Data:

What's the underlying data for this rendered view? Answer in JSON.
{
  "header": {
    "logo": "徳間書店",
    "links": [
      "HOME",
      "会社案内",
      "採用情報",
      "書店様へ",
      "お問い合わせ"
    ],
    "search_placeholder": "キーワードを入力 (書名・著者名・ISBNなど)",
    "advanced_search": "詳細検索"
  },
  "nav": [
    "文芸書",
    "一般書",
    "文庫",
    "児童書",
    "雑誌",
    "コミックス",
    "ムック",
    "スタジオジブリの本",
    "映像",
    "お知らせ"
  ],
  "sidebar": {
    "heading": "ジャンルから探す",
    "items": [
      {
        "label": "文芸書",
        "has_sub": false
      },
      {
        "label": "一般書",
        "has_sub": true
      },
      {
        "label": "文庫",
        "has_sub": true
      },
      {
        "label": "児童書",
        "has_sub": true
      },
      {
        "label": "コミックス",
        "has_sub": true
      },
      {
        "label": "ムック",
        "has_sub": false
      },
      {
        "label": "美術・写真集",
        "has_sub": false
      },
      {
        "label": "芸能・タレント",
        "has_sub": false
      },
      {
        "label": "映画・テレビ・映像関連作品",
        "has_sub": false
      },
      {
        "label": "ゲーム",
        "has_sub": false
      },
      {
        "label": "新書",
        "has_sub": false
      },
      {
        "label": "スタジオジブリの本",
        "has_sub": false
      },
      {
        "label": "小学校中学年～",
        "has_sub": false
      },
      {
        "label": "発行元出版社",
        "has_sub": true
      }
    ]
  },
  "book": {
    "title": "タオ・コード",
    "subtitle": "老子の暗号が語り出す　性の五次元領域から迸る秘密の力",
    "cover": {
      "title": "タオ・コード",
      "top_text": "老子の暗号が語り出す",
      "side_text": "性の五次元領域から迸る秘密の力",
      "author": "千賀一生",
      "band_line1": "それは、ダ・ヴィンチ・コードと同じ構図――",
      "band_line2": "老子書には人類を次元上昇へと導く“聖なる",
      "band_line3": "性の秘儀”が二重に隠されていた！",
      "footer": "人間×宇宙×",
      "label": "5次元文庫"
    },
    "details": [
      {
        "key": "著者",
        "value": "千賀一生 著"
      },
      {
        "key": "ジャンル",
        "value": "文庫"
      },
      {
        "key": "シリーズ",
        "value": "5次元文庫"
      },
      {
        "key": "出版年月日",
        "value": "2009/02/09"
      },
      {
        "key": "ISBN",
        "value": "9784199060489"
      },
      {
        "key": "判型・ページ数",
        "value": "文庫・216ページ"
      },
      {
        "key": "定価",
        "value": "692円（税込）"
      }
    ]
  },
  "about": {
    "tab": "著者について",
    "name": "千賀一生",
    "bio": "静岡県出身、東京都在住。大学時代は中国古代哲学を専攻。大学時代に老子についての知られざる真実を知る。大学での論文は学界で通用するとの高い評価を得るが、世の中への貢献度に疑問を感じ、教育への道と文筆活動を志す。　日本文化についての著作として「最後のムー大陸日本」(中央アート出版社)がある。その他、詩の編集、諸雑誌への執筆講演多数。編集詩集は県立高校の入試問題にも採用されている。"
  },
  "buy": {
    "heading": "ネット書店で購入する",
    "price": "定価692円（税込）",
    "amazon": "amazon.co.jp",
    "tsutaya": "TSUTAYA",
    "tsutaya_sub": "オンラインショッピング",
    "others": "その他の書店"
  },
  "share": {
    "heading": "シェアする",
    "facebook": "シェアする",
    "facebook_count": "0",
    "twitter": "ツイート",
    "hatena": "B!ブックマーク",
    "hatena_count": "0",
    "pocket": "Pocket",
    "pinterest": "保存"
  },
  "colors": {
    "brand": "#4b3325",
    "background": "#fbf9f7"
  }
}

Direction:
Search the entries for "老子の暗号が語り出す" and copy out each line that has it.

Completed task:
    "subtitle": "老子の暗号が語り出す　性の五次元領域から迸る秘密の力",
      "top_text": "老子の暗号が語り出す",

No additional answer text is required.